**Aim of the task:** Write out the entries below once more, exactly, with the pictures left out.
* Start Recorded data *
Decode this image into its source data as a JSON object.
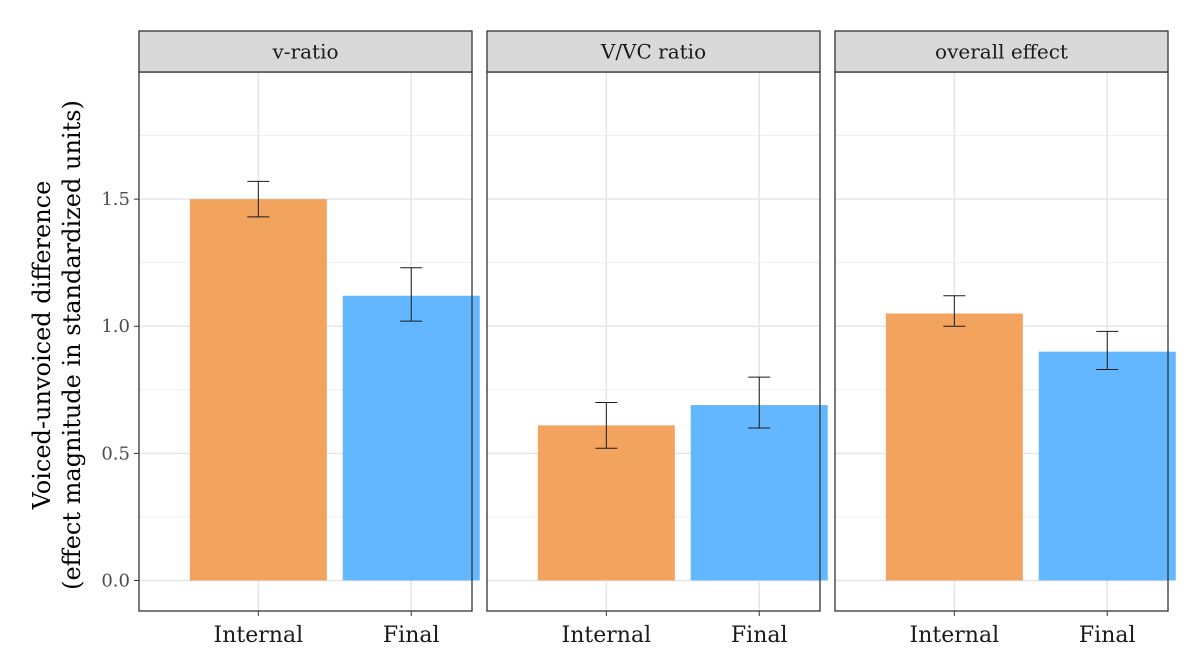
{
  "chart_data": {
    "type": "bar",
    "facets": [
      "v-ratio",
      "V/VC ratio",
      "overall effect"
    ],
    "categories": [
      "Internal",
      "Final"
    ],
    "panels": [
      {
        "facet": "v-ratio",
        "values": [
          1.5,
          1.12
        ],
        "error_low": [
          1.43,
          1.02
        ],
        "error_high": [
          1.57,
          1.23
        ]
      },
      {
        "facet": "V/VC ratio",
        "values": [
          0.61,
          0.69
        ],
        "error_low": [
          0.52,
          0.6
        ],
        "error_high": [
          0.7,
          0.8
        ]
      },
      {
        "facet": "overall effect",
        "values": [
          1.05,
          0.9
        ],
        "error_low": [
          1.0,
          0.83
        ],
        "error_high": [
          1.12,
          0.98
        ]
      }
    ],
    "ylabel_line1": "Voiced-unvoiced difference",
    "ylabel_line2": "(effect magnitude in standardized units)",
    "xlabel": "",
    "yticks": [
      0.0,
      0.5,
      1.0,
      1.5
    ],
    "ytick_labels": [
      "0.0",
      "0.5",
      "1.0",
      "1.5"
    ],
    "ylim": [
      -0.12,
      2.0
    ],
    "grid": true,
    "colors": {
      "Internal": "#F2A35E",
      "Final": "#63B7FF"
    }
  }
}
* End Recorded data *
**Reply to the task:**
Decode this image into its source data as a JSON object.
{
  "chart_data": {
    "type": "bar",
    "facets": [
      "v-ratio",
      "V/VC ratio",
      "overall effect"
    ],
    "categories": [
      "Internal",
      "Final"
    ],
    "panels": [
      {
        "facet": "v-ratio",
        "values": [
          1.5,
          1.12
        ],
        "error_low": [
          1.43,
          1.02
        ],
        "error_high": [
          1.57,
          1.23
        ]
      },
      {
        "facet": "V/VC ratio",
        "values": [
          0.61,
          0.69
        ],
        "error_low": [
          0.52,
          0.6
        ],
        "error_high": [
          0.7,
          0.8
        ]
      },
      {
        "facet": "overall effect",
        "values": [
          1.05,
          0.9
        ],
        "error_low": [
          1.0,
          0.83
        ],
        "error_high": [
          1.12,
          0.98
        ]
      }
    ],
    "ylabel_line1": "Voiced-unvoiced difference",
    "ylabel_line2": "(effect magnitude in standardized units)",
    "xlabel": "",
    "yticks": [
      0.0,
      0.5,
      1.0,
      1.5
    ],
    "ytick_labels": [
      "0.0",
      "0.5",
      "1.0",
      "1.5"
    ],
    "ylim": [
      -0.12,
      2.0
    ],
    "grid": true,
    "colors": {
      "Internal": "#F2A35E",
      "Final": "#63B7FF"
    }
  }
}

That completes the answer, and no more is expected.